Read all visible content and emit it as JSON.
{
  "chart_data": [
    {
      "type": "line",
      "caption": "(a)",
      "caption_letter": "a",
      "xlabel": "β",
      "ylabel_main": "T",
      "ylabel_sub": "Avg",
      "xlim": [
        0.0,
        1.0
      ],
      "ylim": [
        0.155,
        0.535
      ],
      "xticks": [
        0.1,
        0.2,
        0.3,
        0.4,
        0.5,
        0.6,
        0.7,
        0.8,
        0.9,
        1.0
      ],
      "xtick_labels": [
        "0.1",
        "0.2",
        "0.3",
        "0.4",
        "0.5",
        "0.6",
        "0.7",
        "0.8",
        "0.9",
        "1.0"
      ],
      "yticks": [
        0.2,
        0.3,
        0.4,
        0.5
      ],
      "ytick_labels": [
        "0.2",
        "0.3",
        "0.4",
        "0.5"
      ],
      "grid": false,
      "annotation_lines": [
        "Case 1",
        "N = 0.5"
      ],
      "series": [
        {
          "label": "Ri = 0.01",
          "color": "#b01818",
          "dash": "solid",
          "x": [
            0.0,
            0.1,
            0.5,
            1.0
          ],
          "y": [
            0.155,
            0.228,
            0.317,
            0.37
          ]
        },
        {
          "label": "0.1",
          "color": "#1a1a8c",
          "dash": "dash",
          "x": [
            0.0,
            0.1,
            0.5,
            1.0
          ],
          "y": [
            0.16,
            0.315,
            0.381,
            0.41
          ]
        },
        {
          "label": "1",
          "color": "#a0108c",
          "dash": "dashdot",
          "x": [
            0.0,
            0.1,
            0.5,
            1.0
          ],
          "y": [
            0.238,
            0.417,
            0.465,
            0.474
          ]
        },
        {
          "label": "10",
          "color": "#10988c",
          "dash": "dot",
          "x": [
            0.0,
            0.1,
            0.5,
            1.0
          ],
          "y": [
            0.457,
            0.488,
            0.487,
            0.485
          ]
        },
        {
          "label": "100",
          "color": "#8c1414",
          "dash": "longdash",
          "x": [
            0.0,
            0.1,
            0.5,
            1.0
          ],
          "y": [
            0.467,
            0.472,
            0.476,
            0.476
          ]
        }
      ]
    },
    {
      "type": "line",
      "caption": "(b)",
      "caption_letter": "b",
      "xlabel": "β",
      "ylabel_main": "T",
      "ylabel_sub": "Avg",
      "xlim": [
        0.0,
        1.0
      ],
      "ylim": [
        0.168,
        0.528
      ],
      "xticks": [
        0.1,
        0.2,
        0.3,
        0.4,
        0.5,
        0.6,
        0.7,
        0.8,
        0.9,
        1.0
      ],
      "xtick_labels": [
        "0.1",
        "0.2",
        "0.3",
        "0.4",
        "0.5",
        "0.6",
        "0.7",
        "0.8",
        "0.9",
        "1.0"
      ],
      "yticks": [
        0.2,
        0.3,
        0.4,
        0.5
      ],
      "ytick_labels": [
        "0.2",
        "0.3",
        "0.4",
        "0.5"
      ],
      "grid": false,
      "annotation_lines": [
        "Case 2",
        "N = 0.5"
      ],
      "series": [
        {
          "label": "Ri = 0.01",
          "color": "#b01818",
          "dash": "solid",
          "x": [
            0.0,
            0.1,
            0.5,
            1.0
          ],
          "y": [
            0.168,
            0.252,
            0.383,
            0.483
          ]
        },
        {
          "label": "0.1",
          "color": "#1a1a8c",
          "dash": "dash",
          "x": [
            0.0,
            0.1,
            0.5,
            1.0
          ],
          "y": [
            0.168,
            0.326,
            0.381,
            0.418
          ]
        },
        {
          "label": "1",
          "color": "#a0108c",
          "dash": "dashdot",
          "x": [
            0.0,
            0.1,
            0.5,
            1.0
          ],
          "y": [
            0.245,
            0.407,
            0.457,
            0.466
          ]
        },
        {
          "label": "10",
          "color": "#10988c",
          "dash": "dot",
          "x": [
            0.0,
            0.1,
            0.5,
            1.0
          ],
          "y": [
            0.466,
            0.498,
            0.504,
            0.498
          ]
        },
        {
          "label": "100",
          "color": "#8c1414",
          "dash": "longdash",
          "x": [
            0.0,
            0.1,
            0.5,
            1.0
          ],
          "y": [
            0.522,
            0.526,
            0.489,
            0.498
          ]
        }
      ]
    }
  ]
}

━━━━━━━━━━

_Written problem_
Restate every record exactly, leaving nothing out.

_Result of the exercise_
Read all visible content and emit it as JSON.
{
  "chart_data": [
    {
      "type": "line",
      "caption": "(a)",
      "caption_letter": "a",
      "xlabel": "β",
      "ylabel_main": "T",
      "ylabel_sub": "Avg",
      "xlim": [
        0.0,
        1.0
      ],
      "ylim": [
        0.155,
        0.535
      ],
      "xticks": [
        0.1,
        0.2,
        0.3,
        0.4,
        0.5,
        0.6,
        0.7,
        0.8,
        0.9,
        1.0
      ],
      "xtick_labels": [
        "0.1",
        "0.2",
        "0.3",
        "0.4",
        "0.5",
        "0.6",
        "0.7",
        "0.8",
        "0.9",
        "1.0"
      ],
      "yticks": [
        0.2,
        0.3,
        0.4,
        0.5
      ],
      "ytick_labels": [
        "0.2",
        "0.3",
        "0.4",
        "0.5"
      ],
      "grid": false,
      "annotation_lines": [
        "Case 1",
        "N = 0.5"
      ],
      "series": [
        {
          "label": "Ri = 0.01",
          "color": "#b01818",
          "dash": "solid",
          "x": [
            0.0,
            0.1,
            0.5,
            1.0
          ],
          "y": [
            0.155,
            0.228,
            0.317,
            0.37
          ]
        },
        {
          "label": "0.1",
          "color": "#1a1a8c",
          "dash": "dash",
          "x": [
            0.0,
            0.1,
            0.5,
            1.0
          ],
          "y": [
            0.16,
            0.315,
            0.381,
            0.41
          ]
        },
        {
          "label": "1",
          "color": "#a0108c",
          "dash": "dashdot",
          "x": [
            0.0,
            0.1,
            0.5,
            1.0
          ],
          "y": [
            0.238,
            0.417,
            0.465,
            0.474
          ]
        },
        {
          "label": "10",
          "color": "#10988c",
          "dash": "dot",
          "x": [
            0.0,
            0.1,
            0.5,
            1.0
          ],
          "y": [
            0.457,
            0.488,
            0.487,
            0.485
          ]
        },
        {
          "label": "100",
          "color": "#8c1414",
          "dash": "longdash",
          "x": [
            0.0,
            0.1,
            0.5,
            1.0
          ],
          "y": [
            0.467,
            0.472,
            0.476,
            0.476
          ]
        }
      ]
    },
    {
      "type": "line",
      "caption": "(b)",
      "caption_letter": "b",
      "xlabel": "β",
      "ylabel_main": "T",
      "ylabel_sub": "Avg",
      "xlim": [
        0.0,
        1.0
      ],
      "ylim": [
        0.168,
        0.528
      ],
      "xticks": [
        0.1,
        0.2,
        0.3,
        0.4,
        0.5,
        0.6,
        0.7,
        0.8,
        0.9,
        1.0
      ],
      "xtick_labels": [
        "0.1",
        "0.2",
        "0.3",
        "0.4",
        "0.5",
        "0.6",
        "0.7",
        "0.8",
        "0.9",
        "1.0"
      ],
      "yticks": [
        0.2,
        0.3,
        0.4,
        0.5
      ],
      "ytick_labels": [
        "0.2",
        "0.3",
        "0.4",
        "0.5"
      ],
      "grid": false,
      "annotation_lines": [
        "Case 2",
        "N = 0.5"
      ],
      "series": [
        {
          "label": "Ri = 0.01",
          "color": "#b01818",
          "dash": "solid",
          "x": [
            0.0,
            0.1,
            0.5,
            1.0
          ],
          "y": [
            0.168,
            0.252,
            0.383,
            0.483
          ]
        },
        {
          "label": "0.1",
          "color": "#1a1a8c",
          "dash": "dash",
          "x": [
            0.0,
            0.1,
            0.5,
            1.0
          ],
          "y": [
            0.168,
            0.326,
            0.381,
            0.418
          ]
        },
        {
          "label": "1",
          "color": "#a0108c",
          "dash": "dashdot",
          "x": [
            0.0,
            0.1,
            0.5,
            1.0
          ],
          "y": [
            0.245,
            0.407,
            0.457,
            0.466
          ]
        },
        {
          "label": "10",
          "color": "#10988c",
          "dash": "dot",
          "x": [
            0.0,
            0.1,
            0.5,
            1.0
          ],
          "y": [
            0.466,
            0.498,
            0.504,
            0.498
          ]
        },
        {
          "label": "100",
          "color": "#8c1414",
          "dash": "longdash",
          "x": [
            0.0,
            0.1,
            0.5,
            1.0
          ],
          "y": [
            0.522,
            0.526,
            0.489,
            0.498
          ]
        }
      ]
    }
  ]
}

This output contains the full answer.